Note each line of the listing that contains the string "title", and copy it.

● ● ● ● ● ● ●

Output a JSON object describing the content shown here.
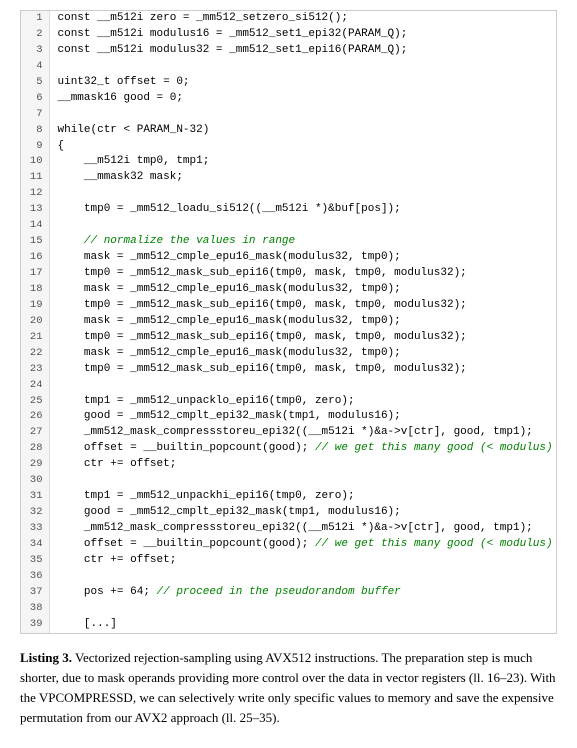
{
  "code": {
    "lines": [
      {
        "num": 1,
        "text": "const __m512i zero = _mm512_setzero_si512();",
        "type": "normal"
      },
      {
        "num": 2,
        "text": "const __m512i modulus16 = _mm512_set1_epi32(PARAM_Q);",
        "type": "normal"
      },
      {
        "num": 3,
        "text": "const __m512i modulus32 = _mm512_set1_epi16(PARAM_Q);",
        "type": "normal"
      },
      {
        "num": 4,
        "text": "",
        "type": "empty"
      },
      {
        "num": 5,
        "text": "uint32_t offset = 0;",
        "type": "normal"
      },
      {
        "num": 6,
        "text": "__mmask16 good = 0;",
        "type": "normal"
      },
      {
        "num": 7,
        "text": "",
        "type": "empty"
      },
      {
        "num": 8,
        "text": "while(ctr < PARAM_N-32)",
        "type": "normal"
      },
      {
        "num": 9,
        "text": "{",
        "type": "normal"
      },
      {
        "num": 10,
        "text": "    __m512i tmp0, tmp1;",
        "type": "normal"
      },
      {
        "num": 11,
        "text": "    __mmask32 mask;",
        "type": "normal"
      },
      {
        "num": 12,
        "text": "",
        "type": "empty"
      },
      {
        "num": 13,
        "text": "    tmp0 = _mm512_loadu_si512((__m512i *)&buf[pos]);",
        "type": "normal"
      },
      {
        "num": 14,
        "text": "",
        "type": "empty"
      },
      {
        "num": 15,
        "text": "    // normalize the values in range",
        "type": "comment"
      },
      {
        "num": 16,
        "text": "    mask = _mm512_cmple_epu16_mask(modulus32, tmp0);",
        "type": "normal"
      },
      {
        "num": 17,
        "text": "    tmp0 = _mm512_mask_sub_epi16(tmp0, mask, tmp0, modulus32);",
        "type": "normal"
      },
      {
        "num": 18,
        "text": "    mask = _mm512_cmple_epu16_mask(modulus32, tmp0);",
        "type": "normal"
      },
      {
        "num": 19,
        "text": "    tmp0 = _mm512_mask_sub_epi16(tmp0, mask, tmp0, modulus32);",
        "type": "normal"
      },
      {
        "num": 20,
        "text": "    mask = _mm512_cmple_epu16_mask(modulus32, tmp0);",
        "type": "normal"
      },
      {
        "num": 21,
        "text": "    tmp0 = _mm512_mask_sub_epi16(tmp0, mask, tmp0, modulus32);",
        "type": "normal"
      },
      {
        "num": 22,
        "text": "    mask = _mm512_cmple_epu16_mask(modulus32, tmp0);",
        "type": "normal"
      },
      {
        "num": 23,
        "text": "    tmp0 = _mm512_mask_sub_epi16(tmp0, mask, tmp0, modulus32);",
        "type": "normal"
      },
      {
        "num": 24,
        "text": "",
        "type": "empty"
      },
      {
        "num": 25,
        "text": "    tmp1 = _mm512_unpacklo_epi16(tmp0, zero);",
        "type": "normal"
      },
      {
        "num": 26,
        "text": "    good = _mm512_cmplt_epi32_mask(tmp1, modulus16);",
        "type": "normal"
      },
      {
        "num": 27,
        "text": "    _mm512_mask_compressstoreu_epi32((__m512i *)&a->v[ctr], good, tmp1);",
        "type": "normal"
      },
      {
        "num": 28,
        "text": "    offset = __builtin_popcount(good); // we get this many good (< modulus) values",
        "type": "comment_inline"
      },
      {
        "num": 29,
        "text": "    ctr += offset;",
        "type": "normal"
      },
      {
        "num": 30,
        "text": "",
        "type": "empty"
      },
      {
        "num": 31,
        "text": "    tmp1 = _mm512_unpackhi_epi16(tmp0, zero);",
        "type": "normal"
      },
      {
        "num": 32,
        "text": "    good = _mm512_cmplt_epi32_mask(tmp1, modulus16);",
        "type": "normal"
      },
      {
        "num": 33,
        "text": "    _mm512_mask_compressstoreu_epi32((__m512i *)&a->v[ctr], good, tmp1);",
        "type": "normal"
      },
      {
        "num": 34,
        "text": "    offset = __builtin_popcount(good); // we get this many good (< modulus) values",
        "type": "comment_inline"
      },
      {
        "num": 35,
        "text": "    ctr += offset;",
        "type": "normal"
      },
      {
        "num": 36,
        "text": "",
        "type": "empty"
      },
      {
        "num": 37,
        "text": "    pos += 64; // proceed in the pseudorandom buffer",
        "type": "comment_inline"
      },
      {
        "num": 38,
        "text": "",
        "type": "empty"
      },
      {
        "num": 39,
        "text": "    [...]",
        "type": "normal"
      }
    ]
  },
  "caption": {
    "label": "Listing 3.",
    "text": " Vectorized rejection-sampling using AVX512 instructions. The preparation step is much shorter, due to mask operands providing more control over the data in vector registers (ll. 16–23). With the VPCOMPRESSD, we can selectively write only specific values to memory and save the expensive permutation from our AVX2 approach (ll. 25–35)."
  }
}
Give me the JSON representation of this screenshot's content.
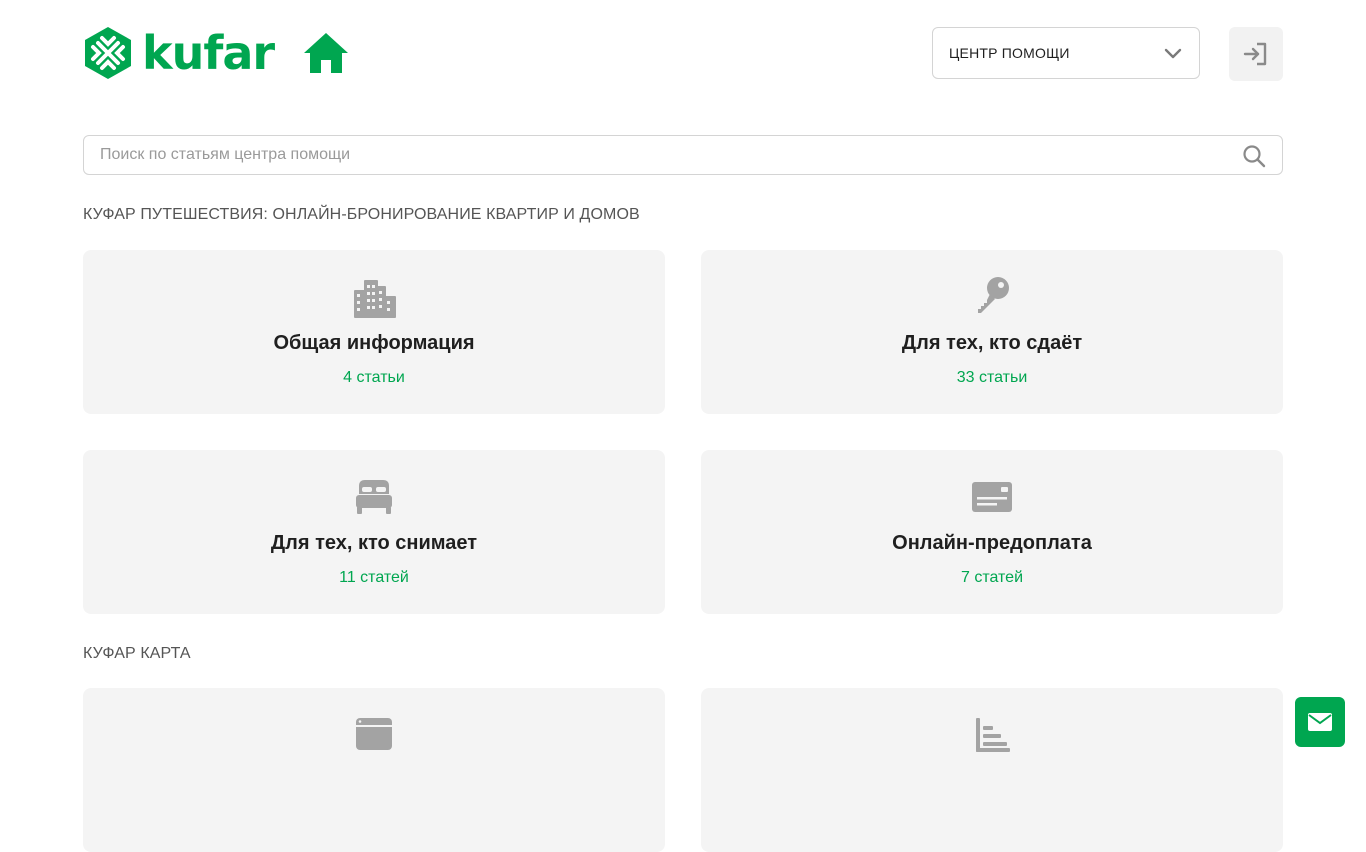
{
  "header": {
    "logo_text": "kufar",
    "help_center_label": "ЦЕНТР ПОМОЩИ"
  },
  "search": {
    "placeholder": "Поиск по статьям центра помощи",
    "value": ""
  },
  "sections": [
    {
      "title": "КУФАР ПУТЕШЕСТВИЯ: ОНЛАЙН-БРОНИРОВАНИЕ КВАРТИР И ДОМОВ",
      "cards": [
        {
          "title": "Общая информация",
          "count": "4 статьи",
          "icon": "city-buildings-icon"
        },
        {
          "title": "Для тех, кто сдаёт",
          "count": "33 статьи",
          "icon": "key-icon"
        },
        {
          "title": "Для тех, кто снимает",
          "count": "11 статей",
          "icon": "bed-icon"
        },
        {
          "title": "Онлайн-предоплата",
          "count": "7 статей",
          "icon": "payment-card-icon"
        }
      ]
    },
    {
      "title": "КУФАР КАРТА",
      "cards": [
        {
          "title": "",
          "count": "",
          "icon": "browser-window-icon"
        },
        {
          "title": "",
          "count": "",
          "icon": "bar-list-icon"
        }
      ]
    }
  ],
  "colors": {
    "brand_green": "#00a650",
    "card_bg": "#f4f4f4",
    "icon_gray": "#a3a3a3",
    "text_dark": "#1f1f1f"
  }
}
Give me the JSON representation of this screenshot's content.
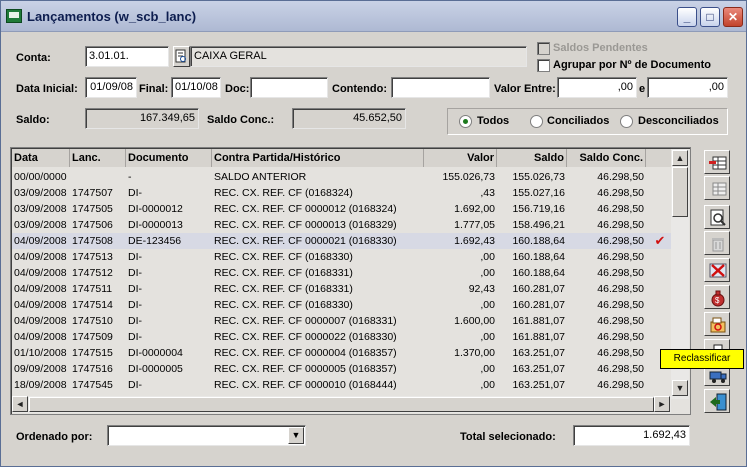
{
  "window": {
    "title": "Lançamentos (w_scb_lanc)"
  },
  "form": {
    "conta_label": "Conta:",
    "conta_value": "3.01.01.",
    "conta_desc": "CAIXA GERAL",
    "saldos_pendentes_label": "Saldos Pendentes",
    "agrupar_label": "Agrupar por Nº de Documento",
    "data_inicial_label": "Data Inicial:",
    "data_inicial_value": "01/09/08",
    "final_label": "Final:",
    "final_value": "01/10/08",
    "doc_label": "Doc:",
    "doc_value": "",
    "contendo_label": "Contendo:",
    "contendo_value": "",
    "valor_entre_label": "Valor Entre:",
    "valor_min": ",00",
    "e_label": "e",
    "valor_max": ",00",
    "saldo_label": "Saldo:",
    "saldo_value": "167.349,65",
    "saldo_conc_label": "Saldo Conc.:",
    "saldo_conc_value": "45.652,50",
    "filter_options": [
      "Todos",
      "Conciliados",
      "Desconciliados"
    ],
    "filter_selected": "Todos"
  },
  "table": {
    "columns": [
      "Data",
      "Lanc.",
      "Documento",
      "Contra Partida/Histórico",
      "Valor",
      "Saldo",
      "Saldo Conc."
    ],
    "rows": [
      [
        "00/00/0000",
        "",
        "-",
        "SALDO ANTERIOR",
        "155.026,73",
        "155.026,73",
        "46.298,50",
        ""
      ],
      [
        "03/09/2008",
        "1747507",
        "DI-",
        "REC. CX. REF. CF  (0168324)",
        ",43",
        "155.027,16",
        "46.298,50",
        ""
      ],
      [
        "03/09/2008",
        "1747505",
        "DI-0000012",
        "REC. CX. REF. CF 0000012 (0168324)",
        "1.692,00",
        "156.719,16",
        "46.298,50",
        ""
      ],
      [
        "03/09/2008",
        "1747506",
        "DI-0000013",
        "REC. CX. REF. CF 0000013 (0168329)",
        "1.777,05",
        "158.496,21",
        "46.298,50",
        ""
      ],
      [
        "04/09/2008",
        "1747508",
        "DE-123456",
        "REC. CX. REF. CF 0000021 (0168330)",
        "1.692,43",
        "160.188,64",
        "46.298,50",
        "✔"
      ],
      [
        "04/09/2008",
        "1747513",
        "DI-",
        "REC. CX. REF. CF  (0168330)",
        ",00",
        "160.188,64",
        "46.298,50",
        ""
      ],
      [
        "04/09/2008",
        "1747512",
        "DI-",
        "REC. CX. REF. CF  (0168331)",
        ",00",
        "160.188,64",
        "46.298,50",
        ""
      ],
      [
        "04/09/2008",
        "1747511",
        "DI-",
        "REC. CX. REF. CF  (0168331)",
        "92,43",
        "160.281,07",
        "46.298,50",
        ""
      ],
      [
        "04/09/2008",
        "1747514",
        "DI-",
        "REC. CX. REF. CF  (0168330)",
        ",00",
        "160.281,07",
        "46.298,50",
        ""
      ],
      [
        "04/09/2008",
        "1747510",
        "DI-",
        "REC. CX. REF. CF 0000007 (0168331)",
        "1.600,00",
        "161.881,07",
        "46.298,50",
        ""
      ],
      [
        "04/09/2008",
        "1747509",
        "DI-",
        "REC. CX. REF. CF 0000022 (0168330)",
        ",00",
        "161.881,07",
        "46.298,50",
        ""
      ],
      [
        "01/10/2008",
        "1747515",
        "DI-0000004",
        "REC. CX. REF. CF 0000004 (0168357)",
        "1.370,00",
        "163.251,07",
        "46.298,50",
        ""
      ],
      [
        "09/09/2008",
        "1747516",
        "DI-0000005",
        "REC. CX. REF. CF 0000005 (0168357)",
        ",00",
        "163.251,07",
        "46.298,50",
        ""
      ],
      [
        "18/09/2008",
        "1747545",
        "DI-",
        "REC. CX. REF. CF 0000010 (0168444)",
        ",00",
        "163.251,07",
        "46.298,50",
        ""
      ]
    ],
    "selected_row": 4
  },
  "tooltip": {
    "text": "Reclassificar"
  },
  "footer": {
    "ordenado_label": "Ordenado por:",
    "ordenado_value": "",
    "total_label": "Total selecionado:",
    "total_value": "1.692,43"
  }
}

● ● ● ● ● ● ●

▶ [Output for this task]
      "title": "КУФАР ПУТЕШЕСТВИЯ: ОНЛАЙН-БРОНИРОВАНИЕ КВАРТИР И ДОМОВ",
          "title": "Общая информация",
          "title": "Для тех, кто сдаёт",
          "title": "Для тех, кто снимает",
          "title": "Онлайн-предоплата",
      "title": "КУФАР КАРТА",
          "title": "",
          "title": "",
    "title": "Lançamentos (w_scb_lanc)"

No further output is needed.